- Short task
Below are the records; copy each line in them that holds the word "durch".

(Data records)
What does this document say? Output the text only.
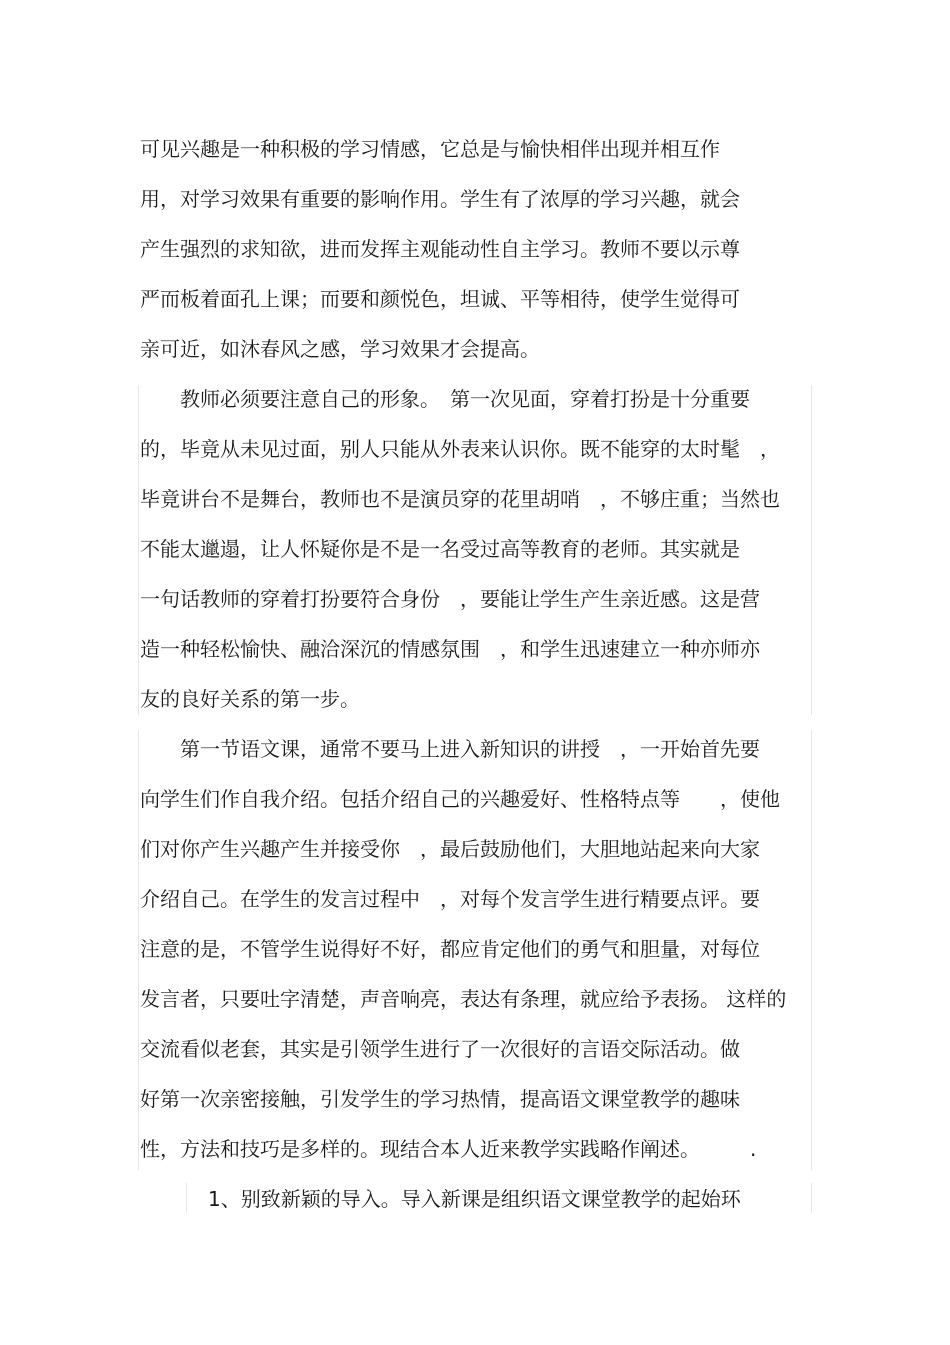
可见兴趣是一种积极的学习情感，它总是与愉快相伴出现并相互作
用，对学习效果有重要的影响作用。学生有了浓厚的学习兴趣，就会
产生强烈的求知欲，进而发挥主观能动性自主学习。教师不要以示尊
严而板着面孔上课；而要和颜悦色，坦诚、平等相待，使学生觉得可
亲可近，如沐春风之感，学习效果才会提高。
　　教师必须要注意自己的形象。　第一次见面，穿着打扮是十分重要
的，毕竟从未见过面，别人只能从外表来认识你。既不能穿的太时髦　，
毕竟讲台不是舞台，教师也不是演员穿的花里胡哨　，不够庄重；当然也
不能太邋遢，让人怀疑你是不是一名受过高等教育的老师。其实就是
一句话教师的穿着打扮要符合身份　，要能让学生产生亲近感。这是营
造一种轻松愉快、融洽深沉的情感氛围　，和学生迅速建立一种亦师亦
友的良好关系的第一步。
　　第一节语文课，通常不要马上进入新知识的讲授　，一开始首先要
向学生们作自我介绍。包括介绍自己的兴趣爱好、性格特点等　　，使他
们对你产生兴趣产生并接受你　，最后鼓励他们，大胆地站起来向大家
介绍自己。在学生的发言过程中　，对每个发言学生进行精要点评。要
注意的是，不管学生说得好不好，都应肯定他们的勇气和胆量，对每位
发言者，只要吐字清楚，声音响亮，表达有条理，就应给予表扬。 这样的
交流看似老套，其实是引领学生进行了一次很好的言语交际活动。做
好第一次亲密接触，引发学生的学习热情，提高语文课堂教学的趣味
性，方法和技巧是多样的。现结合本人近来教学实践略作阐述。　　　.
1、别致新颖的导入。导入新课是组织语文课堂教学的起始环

--

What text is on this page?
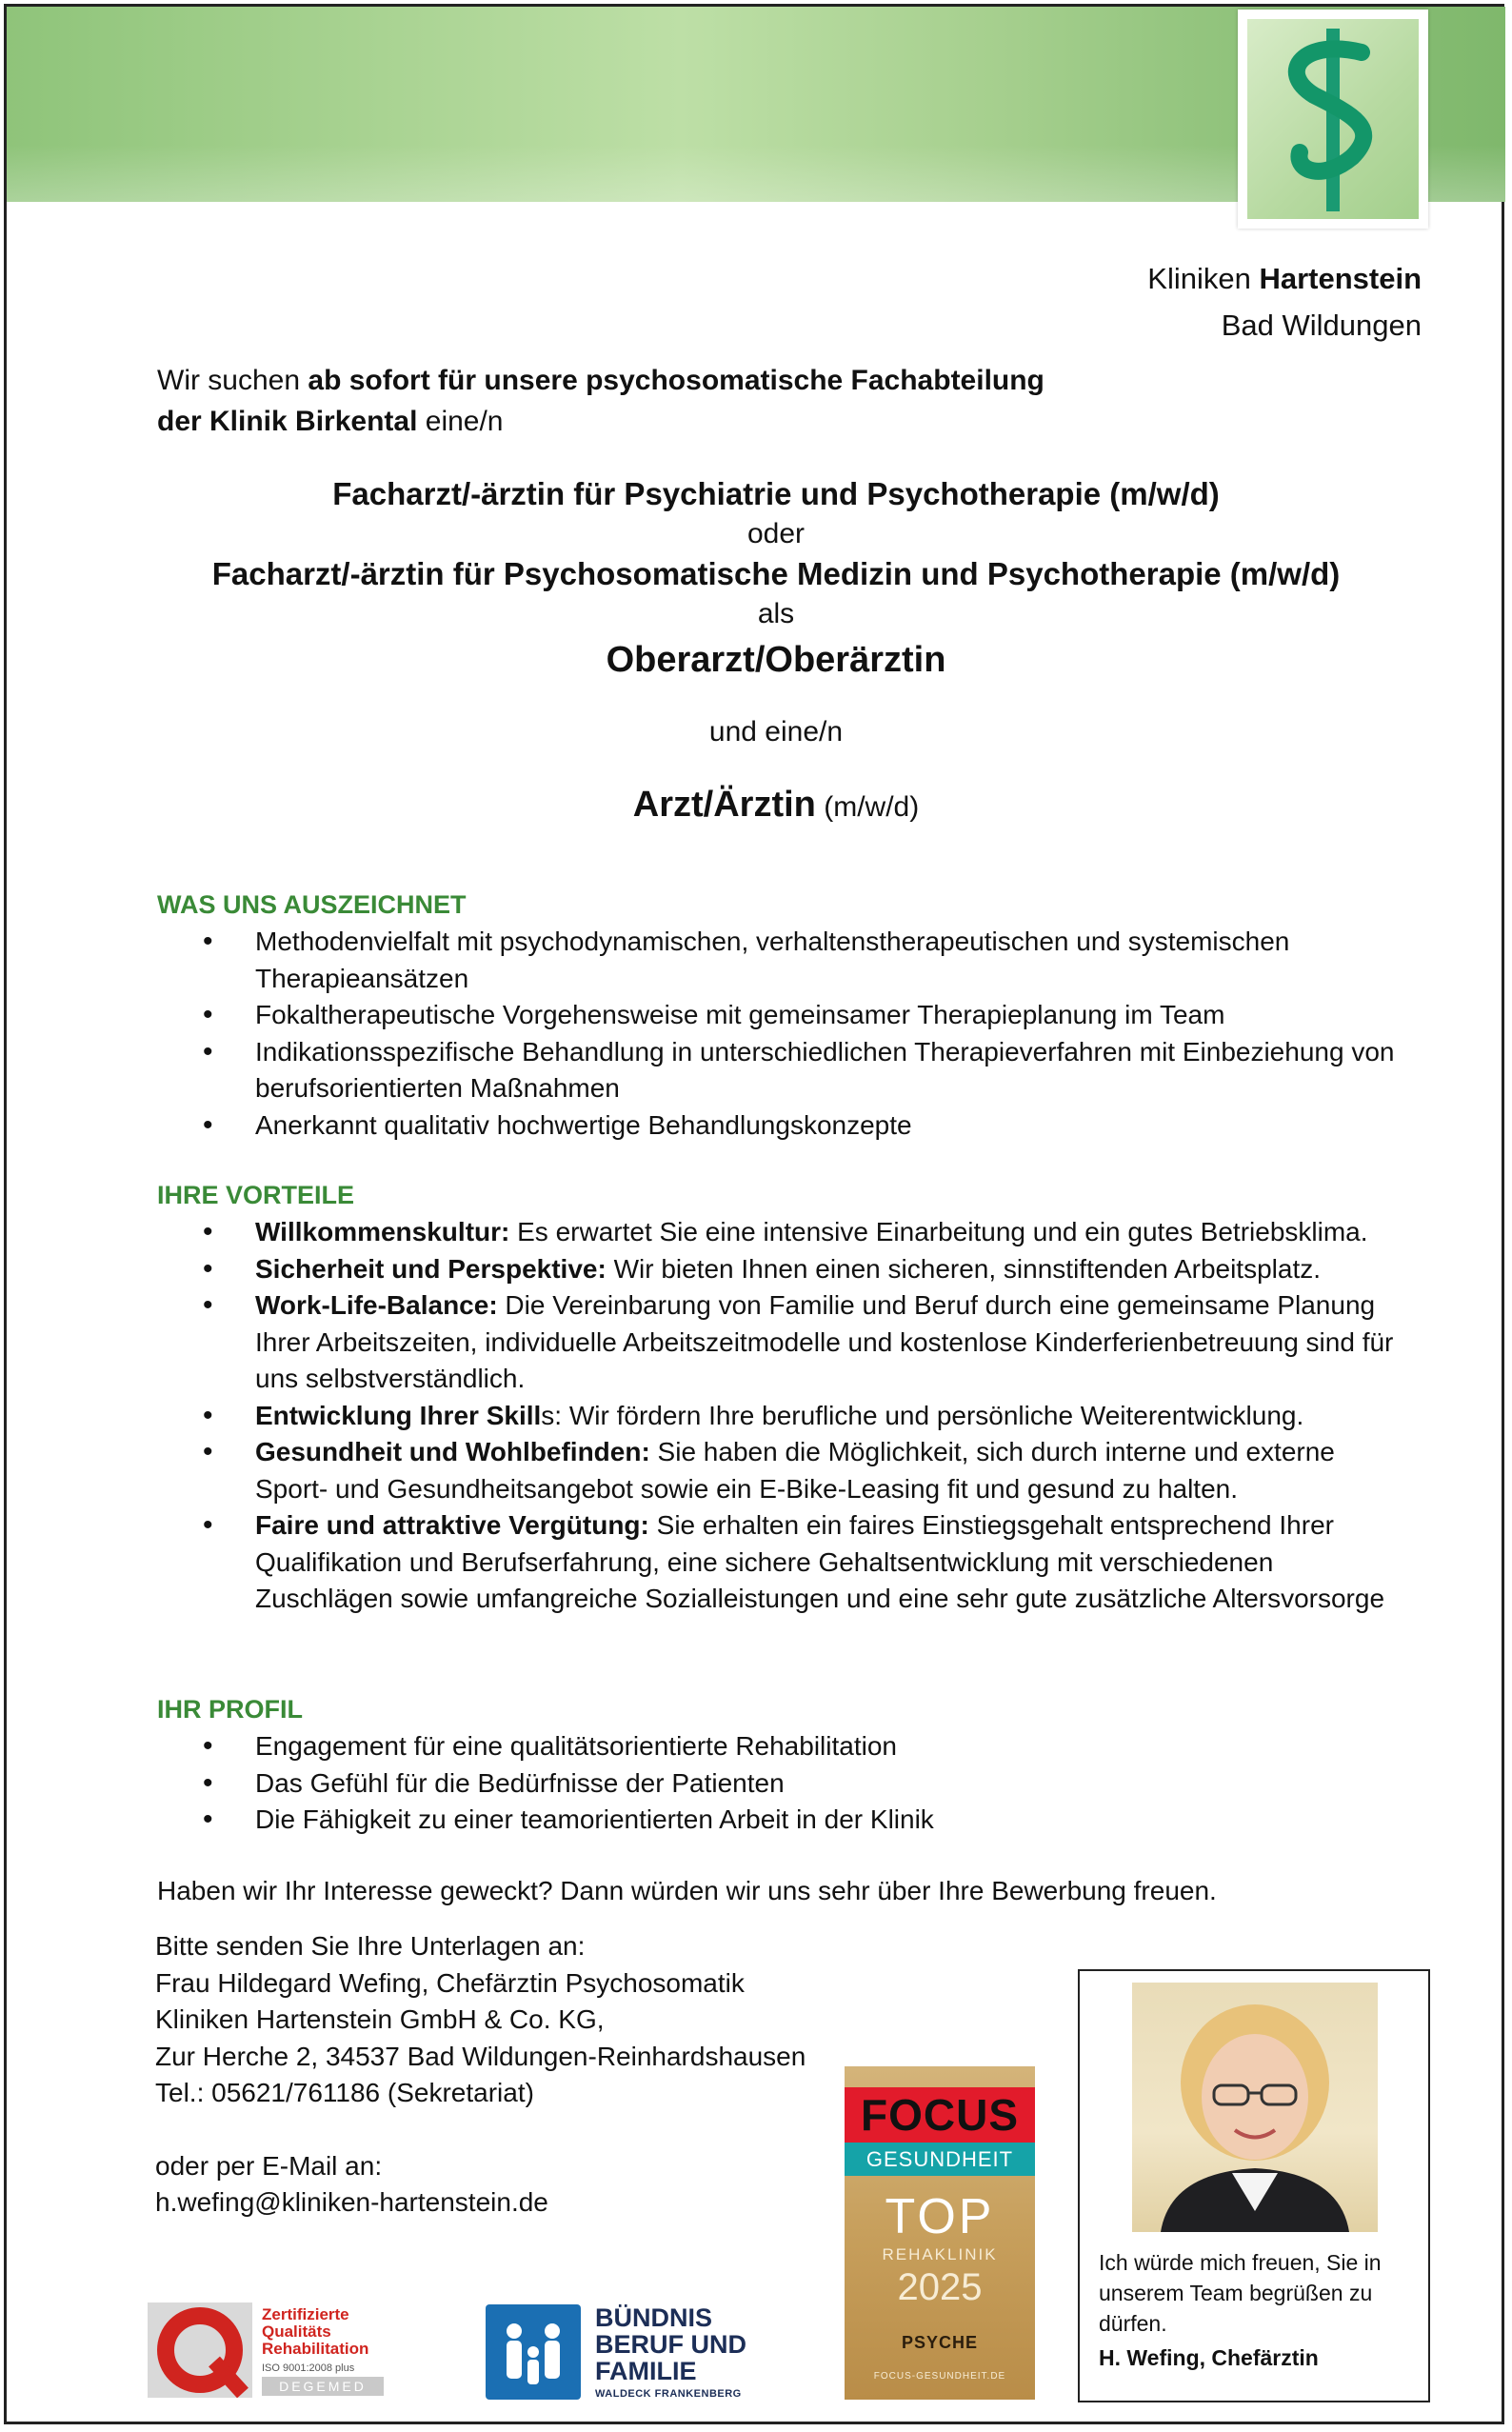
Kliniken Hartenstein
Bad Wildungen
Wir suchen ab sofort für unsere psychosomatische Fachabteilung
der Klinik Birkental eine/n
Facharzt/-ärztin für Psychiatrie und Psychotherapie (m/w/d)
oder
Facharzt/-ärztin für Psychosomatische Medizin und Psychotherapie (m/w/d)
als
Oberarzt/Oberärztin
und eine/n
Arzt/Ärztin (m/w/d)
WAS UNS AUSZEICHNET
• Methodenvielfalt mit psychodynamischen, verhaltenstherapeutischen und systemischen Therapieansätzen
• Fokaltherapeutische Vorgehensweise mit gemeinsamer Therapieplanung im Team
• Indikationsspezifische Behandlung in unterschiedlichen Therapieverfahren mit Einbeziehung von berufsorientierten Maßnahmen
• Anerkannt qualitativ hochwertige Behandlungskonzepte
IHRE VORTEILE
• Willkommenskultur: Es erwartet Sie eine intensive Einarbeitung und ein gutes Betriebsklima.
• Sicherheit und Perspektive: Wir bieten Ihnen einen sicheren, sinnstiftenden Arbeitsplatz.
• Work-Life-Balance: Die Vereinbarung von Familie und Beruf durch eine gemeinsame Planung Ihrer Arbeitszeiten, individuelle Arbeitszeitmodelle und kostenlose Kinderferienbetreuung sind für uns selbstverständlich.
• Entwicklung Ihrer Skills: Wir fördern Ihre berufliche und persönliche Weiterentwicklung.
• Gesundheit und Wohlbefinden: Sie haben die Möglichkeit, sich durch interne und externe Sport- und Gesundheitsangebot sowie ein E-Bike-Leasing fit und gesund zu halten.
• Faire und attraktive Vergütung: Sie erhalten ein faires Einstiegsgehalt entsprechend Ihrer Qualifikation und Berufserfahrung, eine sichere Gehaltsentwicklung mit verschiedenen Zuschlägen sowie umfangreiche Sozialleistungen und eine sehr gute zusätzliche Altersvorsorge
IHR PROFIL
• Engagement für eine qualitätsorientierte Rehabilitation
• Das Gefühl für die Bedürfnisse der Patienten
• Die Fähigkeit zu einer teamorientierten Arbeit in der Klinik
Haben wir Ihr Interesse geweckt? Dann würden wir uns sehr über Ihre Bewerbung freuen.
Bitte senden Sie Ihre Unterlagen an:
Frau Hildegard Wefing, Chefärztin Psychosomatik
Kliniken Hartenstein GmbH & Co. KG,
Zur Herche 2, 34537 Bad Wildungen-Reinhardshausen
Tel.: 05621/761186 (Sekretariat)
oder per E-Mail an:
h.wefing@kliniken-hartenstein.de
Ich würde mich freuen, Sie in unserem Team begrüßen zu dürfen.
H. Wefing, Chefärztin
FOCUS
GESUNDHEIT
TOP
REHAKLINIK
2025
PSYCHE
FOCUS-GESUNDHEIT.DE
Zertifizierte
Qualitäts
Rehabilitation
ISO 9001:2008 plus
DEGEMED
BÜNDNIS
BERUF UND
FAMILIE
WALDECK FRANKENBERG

- In response
• Work-Life-Balance: Die Vereinbarung von Familie und Beruf durch eine gemeinsame Planung Ihrer Arbeitszeiten, individuelle Arbeitszeitmodelle und kostenlose Kinderferienbetreuung sind für uns selbstverständlich.
• Gesundheit und Wohlbefinden: Sie haben die Möglichkeit, sich durch interne und externe Sport- und Gesundheitsangebot sowie ein E-Bike-Leasing fit und gesund zu halten.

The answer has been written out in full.